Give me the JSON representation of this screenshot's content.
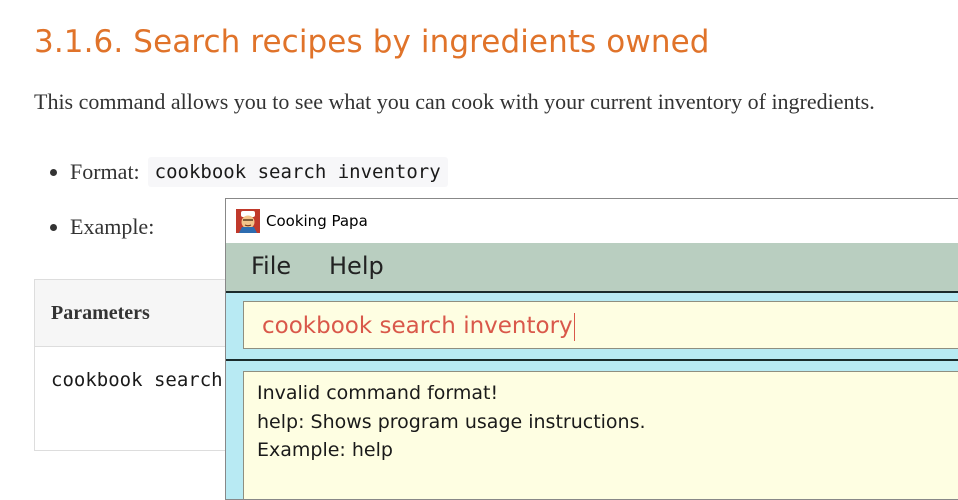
{
  "doc": {
    "title": "3.1.6. Search recipes by ingredients owned",
    "paragraph": "This command allows you to see what you can cook with your current inventory of ingredients.",
    "bullets": [
      {
        "label": "Format:",
        "code": "cookbook search inventory"
      },
      {
        "label": "Example:"
      }
    ],
    "table": {
      "header": "Parameters",
      "row_code": "cookbook search inventory"
    }
  },
  "window": {
    "title": "Cooking Papa",
    "icon": "cooking-papa-app-icon",
    "menu": [
      "File",
      "Help"
    ],
    "command_input": "cookbook search inventory",
    "result_lines": [
      "Invalid command format!",
      "help: Shows program usage instructions.",
      "Example: help"
    ]
  },
  "colors": {
    "heading": "#e0732a",
    "menubar": "#b9cec0",
    "panel": "#b8eaf3",
    "input_bg": "#fefee2",
    "input_text": "#d9584a"
  }
}
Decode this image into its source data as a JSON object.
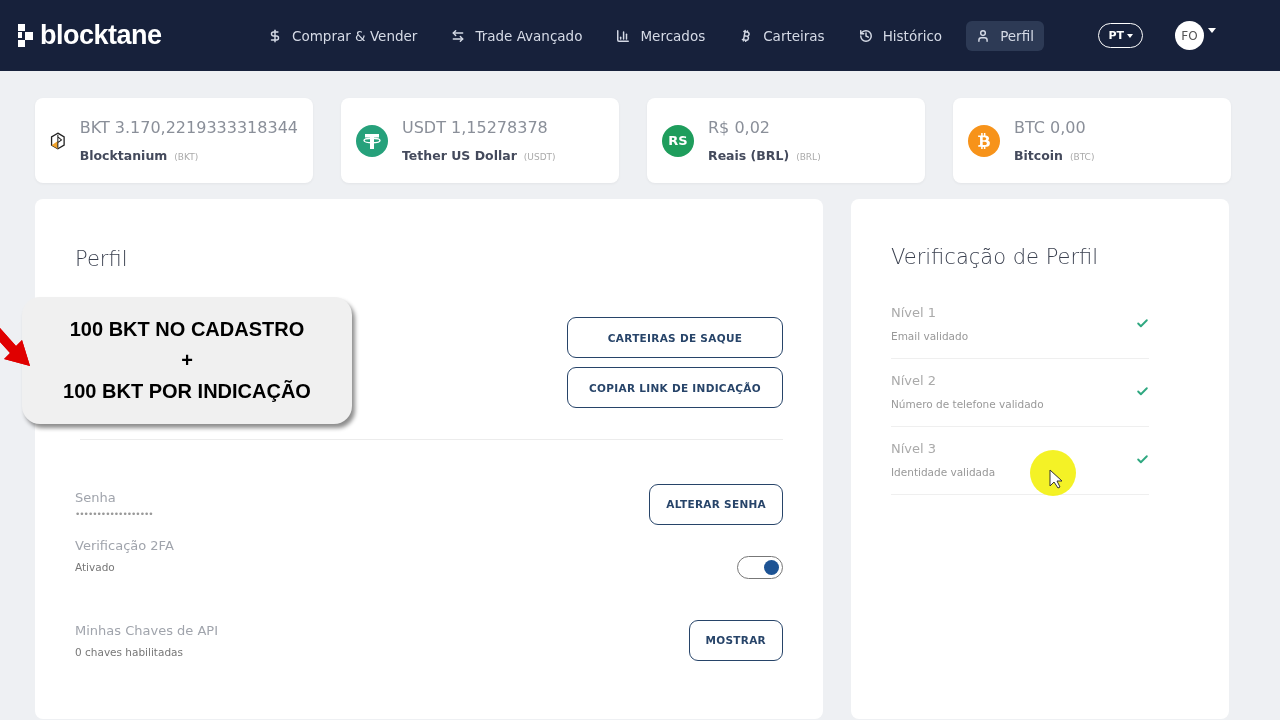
- - - -
• _EXERCISE PROMPT_:
Every line is to be duplicated exactly, though pictures stay out.

• _FINISHED TASK_:
Give me the JSON representation of this screenshot's content.
{
  "doc": {
    "title": "3.1.6. Search recipes by ingredients owned",
    "paragraph": "This command allows you to see what you can cook with your current inventory of ingredients.",
    "bullets": [
      {
        "label": "Format:",
        "code": "cookbook search inventory"
      },
      {
        "label": "Example:"
      }
    ],
    "table": {
      "header": "Parameters",
      "row_code": "cookbook search inventory"
    }
  },
  "window": {
    "title": "Cooking Papa",
    "icon": "cooking-papa-app-icon",
    "menu": [
      "File",
      "Help"
    ],
    "command_input": "cookbook search inventory",
    "result_lines": [
      "Invalid command format!",
      "help: Shows program usage instructions.",
      "Example: help"
    ]
  },
  "colors": {
    "heading": "#e0732a",
    "menubar": "#b9cec0",
    "panel": "#b8eaf3",
    "input_bg": "#fefee2",
    "input_text": "#d9584a"
  }
}
Decode this image into its source data as a JSON object.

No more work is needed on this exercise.